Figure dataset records
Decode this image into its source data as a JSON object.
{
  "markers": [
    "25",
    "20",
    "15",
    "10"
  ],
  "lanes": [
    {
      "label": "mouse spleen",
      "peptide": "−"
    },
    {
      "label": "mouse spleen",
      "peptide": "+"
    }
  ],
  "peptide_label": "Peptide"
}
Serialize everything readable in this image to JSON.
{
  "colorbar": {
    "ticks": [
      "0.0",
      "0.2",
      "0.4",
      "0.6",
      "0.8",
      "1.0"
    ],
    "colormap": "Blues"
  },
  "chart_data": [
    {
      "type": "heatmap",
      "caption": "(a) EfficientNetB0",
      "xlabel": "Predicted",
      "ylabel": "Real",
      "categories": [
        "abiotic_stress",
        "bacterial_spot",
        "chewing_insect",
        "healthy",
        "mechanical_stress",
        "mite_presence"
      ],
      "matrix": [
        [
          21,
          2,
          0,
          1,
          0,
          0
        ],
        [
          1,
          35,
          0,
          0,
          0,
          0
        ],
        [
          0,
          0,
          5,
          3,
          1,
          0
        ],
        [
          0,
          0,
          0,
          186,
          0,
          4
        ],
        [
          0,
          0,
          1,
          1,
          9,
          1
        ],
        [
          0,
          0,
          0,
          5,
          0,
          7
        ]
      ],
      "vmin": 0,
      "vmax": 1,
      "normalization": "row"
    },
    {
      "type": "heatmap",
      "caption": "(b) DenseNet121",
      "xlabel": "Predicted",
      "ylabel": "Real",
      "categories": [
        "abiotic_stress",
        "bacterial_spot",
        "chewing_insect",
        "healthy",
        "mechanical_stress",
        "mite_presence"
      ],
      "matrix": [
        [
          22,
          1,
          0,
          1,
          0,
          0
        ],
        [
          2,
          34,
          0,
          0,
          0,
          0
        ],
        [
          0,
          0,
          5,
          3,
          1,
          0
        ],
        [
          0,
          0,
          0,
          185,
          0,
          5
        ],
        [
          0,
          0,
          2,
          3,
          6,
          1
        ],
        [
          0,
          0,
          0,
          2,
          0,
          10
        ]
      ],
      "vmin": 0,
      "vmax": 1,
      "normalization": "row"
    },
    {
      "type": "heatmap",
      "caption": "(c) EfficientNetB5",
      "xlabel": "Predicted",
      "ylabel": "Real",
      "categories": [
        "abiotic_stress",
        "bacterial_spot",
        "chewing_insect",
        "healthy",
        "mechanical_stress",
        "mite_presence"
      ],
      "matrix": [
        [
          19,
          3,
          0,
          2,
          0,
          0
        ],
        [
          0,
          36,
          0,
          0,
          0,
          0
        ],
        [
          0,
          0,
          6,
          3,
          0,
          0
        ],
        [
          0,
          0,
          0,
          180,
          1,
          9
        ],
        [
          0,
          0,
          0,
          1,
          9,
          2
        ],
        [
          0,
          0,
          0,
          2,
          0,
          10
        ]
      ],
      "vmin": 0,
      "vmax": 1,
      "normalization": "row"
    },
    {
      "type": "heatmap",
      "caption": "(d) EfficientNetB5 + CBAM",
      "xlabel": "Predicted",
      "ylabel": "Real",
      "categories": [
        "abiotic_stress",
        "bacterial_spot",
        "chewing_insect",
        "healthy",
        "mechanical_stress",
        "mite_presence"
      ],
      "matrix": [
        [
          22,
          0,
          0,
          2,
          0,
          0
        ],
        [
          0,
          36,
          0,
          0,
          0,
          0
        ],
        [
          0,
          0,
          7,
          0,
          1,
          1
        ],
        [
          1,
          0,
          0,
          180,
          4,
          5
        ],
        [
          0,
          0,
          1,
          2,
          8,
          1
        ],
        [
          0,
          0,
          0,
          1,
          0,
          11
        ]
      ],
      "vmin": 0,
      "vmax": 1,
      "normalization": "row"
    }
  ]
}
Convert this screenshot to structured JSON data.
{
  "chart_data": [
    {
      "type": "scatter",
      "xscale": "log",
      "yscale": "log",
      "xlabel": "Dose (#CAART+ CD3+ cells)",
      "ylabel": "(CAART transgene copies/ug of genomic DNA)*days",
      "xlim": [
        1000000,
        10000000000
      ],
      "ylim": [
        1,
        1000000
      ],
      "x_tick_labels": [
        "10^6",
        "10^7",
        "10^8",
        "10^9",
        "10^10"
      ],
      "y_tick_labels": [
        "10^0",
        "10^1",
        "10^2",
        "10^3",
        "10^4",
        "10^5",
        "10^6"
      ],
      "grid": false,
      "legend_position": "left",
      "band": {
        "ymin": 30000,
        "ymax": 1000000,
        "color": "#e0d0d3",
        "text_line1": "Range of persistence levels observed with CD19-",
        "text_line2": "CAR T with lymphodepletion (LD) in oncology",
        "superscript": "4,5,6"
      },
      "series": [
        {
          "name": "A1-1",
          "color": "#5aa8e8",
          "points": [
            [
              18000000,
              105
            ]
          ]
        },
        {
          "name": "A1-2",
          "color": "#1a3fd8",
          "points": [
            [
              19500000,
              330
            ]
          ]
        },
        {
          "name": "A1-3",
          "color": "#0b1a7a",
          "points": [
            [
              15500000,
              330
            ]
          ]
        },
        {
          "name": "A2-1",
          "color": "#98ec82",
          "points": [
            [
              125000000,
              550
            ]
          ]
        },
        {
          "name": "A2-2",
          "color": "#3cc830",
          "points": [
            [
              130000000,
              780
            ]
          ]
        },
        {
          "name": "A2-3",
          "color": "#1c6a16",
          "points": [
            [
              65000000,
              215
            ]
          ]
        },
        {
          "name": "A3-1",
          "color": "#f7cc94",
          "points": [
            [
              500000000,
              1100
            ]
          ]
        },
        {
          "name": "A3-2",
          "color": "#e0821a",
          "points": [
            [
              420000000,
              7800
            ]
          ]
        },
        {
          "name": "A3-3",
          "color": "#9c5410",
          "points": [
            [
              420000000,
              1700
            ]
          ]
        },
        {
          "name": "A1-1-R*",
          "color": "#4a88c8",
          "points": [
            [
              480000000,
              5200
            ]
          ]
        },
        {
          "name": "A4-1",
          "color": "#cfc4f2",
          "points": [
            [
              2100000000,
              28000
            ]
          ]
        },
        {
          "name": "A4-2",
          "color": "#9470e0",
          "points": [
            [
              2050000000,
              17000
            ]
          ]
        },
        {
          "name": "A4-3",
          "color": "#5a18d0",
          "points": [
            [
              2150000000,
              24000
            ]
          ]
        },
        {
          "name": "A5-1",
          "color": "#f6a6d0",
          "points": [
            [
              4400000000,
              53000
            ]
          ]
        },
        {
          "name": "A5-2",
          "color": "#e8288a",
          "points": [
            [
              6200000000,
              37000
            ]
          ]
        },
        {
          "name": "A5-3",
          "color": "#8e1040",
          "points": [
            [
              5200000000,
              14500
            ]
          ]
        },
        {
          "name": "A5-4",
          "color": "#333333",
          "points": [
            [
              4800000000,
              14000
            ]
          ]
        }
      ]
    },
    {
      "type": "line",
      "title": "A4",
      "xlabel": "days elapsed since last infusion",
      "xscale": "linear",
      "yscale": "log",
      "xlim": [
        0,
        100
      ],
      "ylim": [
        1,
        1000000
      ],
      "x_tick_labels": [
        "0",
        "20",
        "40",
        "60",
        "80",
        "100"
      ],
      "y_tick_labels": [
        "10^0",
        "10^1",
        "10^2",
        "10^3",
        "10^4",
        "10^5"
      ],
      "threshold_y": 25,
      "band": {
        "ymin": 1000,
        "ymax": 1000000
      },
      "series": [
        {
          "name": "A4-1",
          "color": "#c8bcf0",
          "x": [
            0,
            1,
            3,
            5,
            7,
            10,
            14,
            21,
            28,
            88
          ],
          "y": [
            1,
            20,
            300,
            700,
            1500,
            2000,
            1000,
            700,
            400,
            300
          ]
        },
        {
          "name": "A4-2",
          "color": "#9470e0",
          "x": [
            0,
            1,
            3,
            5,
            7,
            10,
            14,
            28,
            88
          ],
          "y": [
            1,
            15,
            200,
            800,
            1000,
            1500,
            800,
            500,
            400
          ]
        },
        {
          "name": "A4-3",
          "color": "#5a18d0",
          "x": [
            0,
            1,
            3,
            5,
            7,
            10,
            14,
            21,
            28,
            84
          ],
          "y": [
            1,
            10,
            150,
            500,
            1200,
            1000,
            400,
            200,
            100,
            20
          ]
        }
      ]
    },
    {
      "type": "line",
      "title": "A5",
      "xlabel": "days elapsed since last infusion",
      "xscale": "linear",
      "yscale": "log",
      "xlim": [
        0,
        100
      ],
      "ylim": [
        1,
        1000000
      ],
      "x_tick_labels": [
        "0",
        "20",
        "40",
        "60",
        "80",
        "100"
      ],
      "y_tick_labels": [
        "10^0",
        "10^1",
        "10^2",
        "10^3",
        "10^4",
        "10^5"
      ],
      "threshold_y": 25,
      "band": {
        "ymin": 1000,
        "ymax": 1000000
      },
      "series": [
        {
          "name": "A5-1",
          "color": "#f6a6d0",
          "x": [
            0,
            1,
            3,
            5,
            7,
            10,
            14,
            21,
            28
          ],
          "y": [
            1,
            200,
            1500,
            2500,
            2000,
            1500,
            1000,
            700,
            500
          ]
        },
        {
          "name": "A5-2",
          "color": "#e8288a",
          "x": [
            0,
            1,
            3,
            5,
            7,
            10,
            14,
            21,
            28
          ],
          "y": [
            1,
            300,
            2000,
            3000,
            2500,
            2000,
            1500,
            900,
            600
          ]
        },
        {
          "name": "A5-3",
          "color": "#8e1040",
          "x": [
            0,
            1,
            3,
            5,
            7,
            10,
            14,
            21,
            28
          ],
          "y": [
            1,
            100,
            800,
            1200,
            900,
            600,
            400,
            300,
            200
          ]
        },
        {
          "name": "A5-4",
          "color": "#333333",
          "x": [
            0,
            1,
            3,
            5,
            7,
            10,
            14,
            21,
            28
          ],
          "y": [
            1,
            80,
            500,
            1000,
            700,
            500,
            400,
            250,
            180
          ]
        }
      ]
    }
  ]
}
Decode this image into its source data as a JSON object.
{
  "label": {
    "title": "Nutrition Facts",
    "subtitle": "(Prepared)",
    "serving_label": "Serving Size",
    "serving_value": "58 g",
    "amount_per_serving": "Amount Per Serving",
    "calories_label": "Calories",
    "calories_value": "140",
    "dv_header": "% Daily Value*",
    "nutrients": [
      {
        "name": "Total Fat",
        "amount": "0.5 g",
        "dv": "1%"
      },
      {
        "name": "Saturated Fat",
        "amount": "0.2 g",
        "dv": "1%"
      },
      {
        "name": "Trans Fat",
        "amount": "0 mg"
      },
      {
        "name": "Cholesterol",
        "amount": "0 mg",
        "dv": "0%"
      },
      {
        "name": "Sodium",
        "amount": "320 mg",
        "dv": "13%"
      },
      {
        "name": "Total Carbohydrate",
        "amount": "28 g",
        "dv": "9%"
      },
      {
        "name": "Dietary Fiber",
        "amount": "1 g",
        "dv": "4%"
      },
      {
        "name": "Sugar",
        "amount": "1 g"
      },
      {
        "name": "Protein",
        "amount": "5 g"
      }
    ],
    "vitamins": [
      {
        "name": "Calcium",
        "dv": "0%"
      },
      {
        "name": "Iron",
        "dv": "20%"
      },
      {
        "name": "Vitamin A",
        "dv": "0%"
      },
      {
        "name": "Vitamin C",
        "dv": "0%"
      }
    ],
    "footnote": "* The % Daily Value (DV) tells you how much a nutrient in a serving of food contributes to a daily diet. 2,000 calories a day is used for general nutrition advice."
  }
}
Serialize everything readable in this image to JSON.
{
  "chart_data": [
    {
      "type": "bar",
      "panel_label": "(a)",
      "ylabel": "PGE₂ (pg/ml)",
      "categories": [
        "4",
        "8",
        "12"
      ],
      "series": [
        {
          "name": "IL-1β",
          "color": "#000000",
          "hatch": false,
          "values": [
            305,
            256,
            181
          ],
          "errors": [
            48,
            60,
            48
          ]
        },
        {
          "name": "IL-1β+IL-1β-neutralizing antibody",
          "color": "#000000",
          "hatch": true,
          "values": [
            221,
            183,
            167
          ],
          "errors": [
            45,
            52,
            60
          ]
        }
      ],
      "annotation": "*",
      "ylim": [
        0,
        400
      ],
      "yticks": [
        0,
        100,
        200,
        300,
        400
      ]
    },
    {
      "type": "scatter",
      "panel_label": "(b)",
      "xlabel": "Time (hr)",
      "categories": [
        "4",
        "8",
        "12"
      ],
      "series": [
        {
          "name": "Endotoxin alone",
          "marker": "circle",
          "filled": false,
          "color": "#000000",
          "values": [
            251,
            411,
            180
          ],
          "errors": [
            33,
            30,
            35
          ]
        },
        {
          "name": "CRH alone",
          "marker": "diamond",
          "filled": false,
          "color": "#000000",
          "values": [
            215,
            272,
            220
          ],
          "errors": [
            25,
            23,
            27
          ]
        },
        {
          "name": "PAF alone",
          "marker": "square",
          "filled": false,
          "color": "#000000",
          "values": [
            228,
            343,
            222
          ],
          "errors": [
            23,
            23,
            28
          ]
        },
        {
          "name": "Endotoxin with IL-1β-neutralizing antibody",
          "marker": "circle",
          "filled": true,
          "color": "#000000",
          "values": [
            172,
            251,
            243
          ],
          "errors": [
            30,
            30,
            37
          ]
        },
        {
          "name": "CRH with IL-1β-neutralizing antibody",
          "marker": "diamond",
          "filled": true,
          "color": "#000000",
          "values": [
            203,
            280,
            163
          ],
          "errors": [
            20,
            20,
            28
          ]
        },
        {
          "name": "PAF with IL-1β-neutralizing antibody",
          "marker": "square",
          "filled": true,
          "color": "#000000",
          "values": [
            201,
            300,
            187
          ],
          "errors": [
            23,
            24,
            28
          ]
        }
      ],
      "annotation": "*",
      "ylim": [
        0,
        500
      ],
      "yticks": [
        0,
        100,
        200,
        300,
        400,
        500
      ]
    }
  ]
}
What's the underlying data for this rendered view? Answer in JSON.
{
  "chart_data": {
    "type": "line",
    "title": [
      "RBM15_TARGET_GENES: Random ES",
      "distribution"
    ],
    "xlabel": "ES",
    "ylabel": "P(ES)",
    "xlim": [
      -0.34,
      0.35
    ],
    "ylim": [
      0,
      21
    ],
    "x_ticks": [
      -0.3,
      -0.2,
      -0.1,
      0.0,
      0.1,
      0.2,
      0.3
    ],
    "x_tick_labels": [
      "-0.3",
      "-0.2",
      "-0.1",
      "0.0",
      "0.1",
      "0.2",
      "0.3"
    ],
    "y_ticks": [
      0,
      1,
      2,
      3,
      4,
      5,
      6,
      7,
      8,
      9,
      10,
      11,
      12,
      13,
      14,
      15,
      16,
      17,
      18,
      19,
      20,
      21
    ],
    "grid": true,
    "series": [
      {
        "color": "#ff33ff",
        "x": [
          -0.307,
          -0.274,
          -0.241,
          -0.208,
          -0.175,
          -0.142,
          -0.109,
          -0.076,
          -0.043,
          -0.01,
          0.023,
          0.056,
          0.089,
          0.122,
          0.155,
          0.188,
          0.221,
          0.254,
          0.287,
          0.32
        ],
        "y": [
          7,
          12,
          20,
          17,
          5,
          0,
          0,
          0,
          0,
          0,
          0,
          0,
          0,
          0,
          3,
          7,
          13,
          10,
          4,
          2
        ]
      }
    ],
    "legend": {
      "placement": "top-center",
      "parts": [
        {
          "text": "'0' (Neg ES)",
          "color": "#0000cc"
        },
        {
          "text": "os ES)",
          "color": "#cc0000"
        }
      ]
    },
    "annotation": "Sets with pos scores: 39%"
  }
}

#### [PROBLEM REQUIREMENTS]
Your answer should consist of copies of the lines above that include the string "neutralizing".

#### [EXERCISE SOLUTION]
          "name": "IL-1β+IL-1β-neutralizing antibody",
          "name": "Endotoxin with IL-1β-neutralizing antibody",
          "name": "CRH with IL-1β-neutralizing antibody",
          "name": "PAF with IL-1β-neutralizing antibody",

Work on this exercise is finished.